Exercise: All lines in the data bearing the string "Buenos" should be identified and copied.

Source records
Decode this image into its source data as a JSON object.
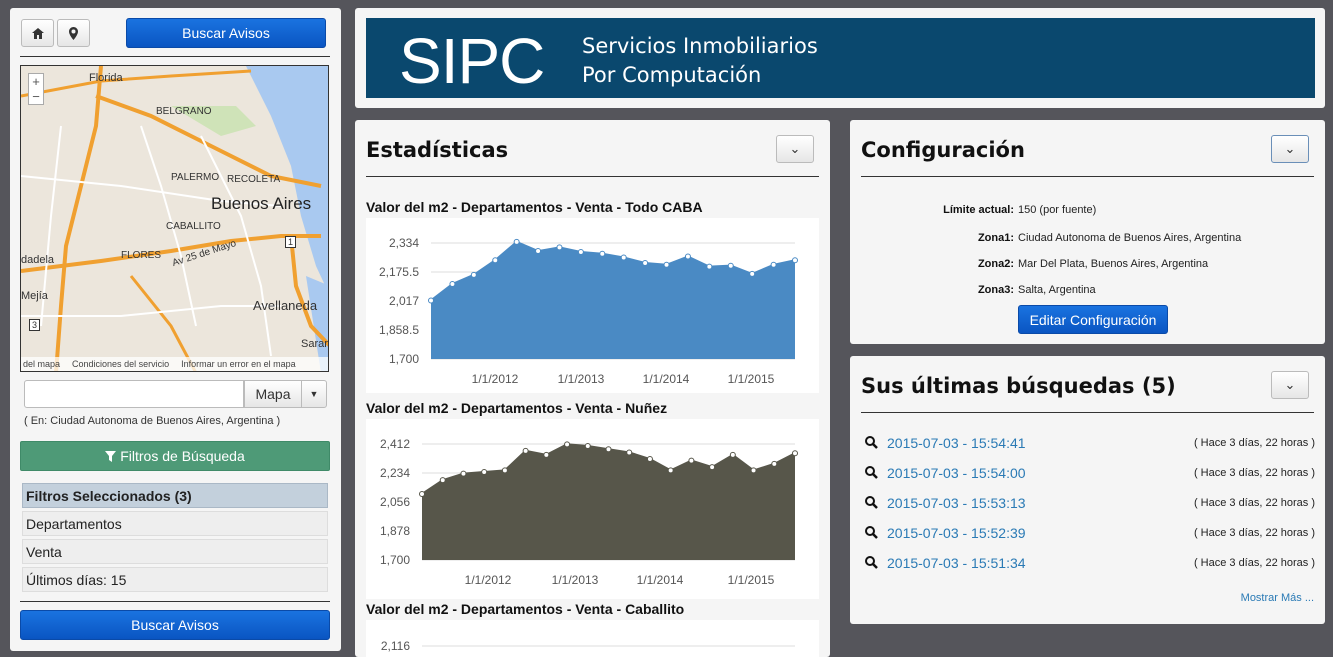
{
  "left": {
    "home_icon": "home-icon",
    "pin_icon": "map-pin-icon",
    "search_button": "Buscar Avisos",
    "map": {
      "labels": [
        "Florida",
        "BELGRANO",
        "PALERMO",
        "RECOLETA",
        "Buenos Aires",
        "CABALLITO",
        "Av 25 de Mayo",
        "FLORES",
        "dadela",
        "Mejía",
        "Avellaneda",
        "Sarar",
        "1",
        "3"
      ],
      "footer": [
        "del mapa",
        "Condiciones del servicio",
        "Informar un error en el mapa"
      ],
      "zoom_in": "+",
      "zoom_out": "−"
    },
    "search_input": {
      "value": "",
      "placeholder": ""
    },
    "map_button": "Mapa",
    "location_text": "( En: Ciudad Autonoma de Buenos Aires, Argentina )",
    "filters_button": "Filtros de Búsqueda",
    "selected_header": "Filtros Seleccionados (3)",
    "selected_items": [
      "Departamentos",
      "Venta",
      "Últimos días: 15"
    ],
    "bottom_button": "Buscar Avisos"
  },
  "header": {
    "logo": "SIPC",
    "tagline_1": "Servicios Inmobiliarios",
    "tagline_2": "Por Computación"
  },
  "stats": {
    "title": "Estadísticas",
    "charts": [
      {
        "title": "Valor del m2 - Departamentos - Venta - Todo CABA"
      },
      {
        "title": "Valor del m2 - Departamentos - Venta - Nuñez"
      },
      {
        "title": "Valor del m2 - Departamentos - Venta - Caballito"
      }
    ]
  },
  "chart_data": [
    {
      "type": "area",
      "title": "Valor del m2 - Departamentos - Venta - Todo CABA",
      "color": "#4a8ac4",
      "ylim": [
        1700,
        2334
      ],
      "yticks": [
        "2,334",
        "2,175.5",
        "2,017",
        "1,858.5",
        "1,700"
      ],
      "xticks": [
        "1/1/2012",
        "1/1/2013",
        "1/1/2014",
        "1/1/2015"
      ],
      "values": [
        2020,
        2110,
        2160,
        2240,
        2340,
        2290,
        2310,
        2285,
        2275,
        2255,
        2225,
        2215,
        2260,
        2205,
        2210,
        2165,
        2215,
        2240
      ]
    },
    {
      "type": "area",
      "title": "Valor del m2 - Departamentos - Venta - Nuñez",
      "color": "#57564a",
      "ylim": [
        1700,
        2412
      ],
      "yticks": [
        "2,412",
        "2,234",
        "2,056",
        "1,878",
        "1,700"
      ],
      "xticks": [
        "1/1/2012",
        "1/1/2013",
        "1/1/2014",
        "1/1/2015"
      ],
      "values": [
        2105,
        2190,
        2230,
        2240,
        2250,
        2370,
        2345,
        2410,
        2400,
        2380,
        2360,
        2320,
        2250,
        2310,
        2270,
        2345,
        2250,
        2290,
        2355
      ]
    },
    {
      "type": "area",
      "title": "Valor del m2 - Departamentos - Venta - Caballito",
      "color": "#4a8ac4",
      "ylim": [
        1700,
        2116
      ],
      "yticks": [
        "2,116"
      ],
      "xticks": [],
      "values": []
    }
  ],
  "config": {
    "title": "Configuración",
    "rows": [
      {
        "key": "Límite actual:",
        "value": "150 (por fuente)"
      },
      {
        "key": "Zona1:",
        "value": "Ciudad Autonoma de Buenos Aires, Argentina"
      },
      {
        "key": "Zona2:",
        "value": "Mar Del Plata, Buenos Aires, Argentina"
      },
      {
        "key": "Zona3:",
        "value": "Salta, Argentina"
      }
    ],
    "edit_button": "Editar Configuración"
  },
  "searches": {
    "title": "Sus últimas búsquedas (5)",
    "items": [
      {
        "date": "2015-07-03 - 15:54:41",
        "ago": "( Hace 3 días, 22 horas )"
      },
      {
        "date": "2015-07-03 - 15:54:00",
        "ago": "( Hace 3 días, 22 horas )"
      },
      {
        "date": "2015-07-03 - 15:53:13",
        "ago": "( Hace 3 días, 22 horas )"
      },
      {
        "date": "2015-07-03 - 15:52:39",
        "ago": "( Hace 3 días, 22 horas )"
      },
      {
        "date": "2015-07-03 - 15:51:34",
        "ago": "( Hace 3 días, 22 horas )"
      }
    ],
    "more": "Mostrar Más ..."
  }
}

Written response:
        "Buenos Aires",
    "location_text": "( En: Ciudad Autonoma de Buenos Aires, Argentina )",
        "value": "Ciudad Autonoma de Buenos Aires, Argentina"
        "value": "Mar Del Plata, Buenos Aires, Argentina"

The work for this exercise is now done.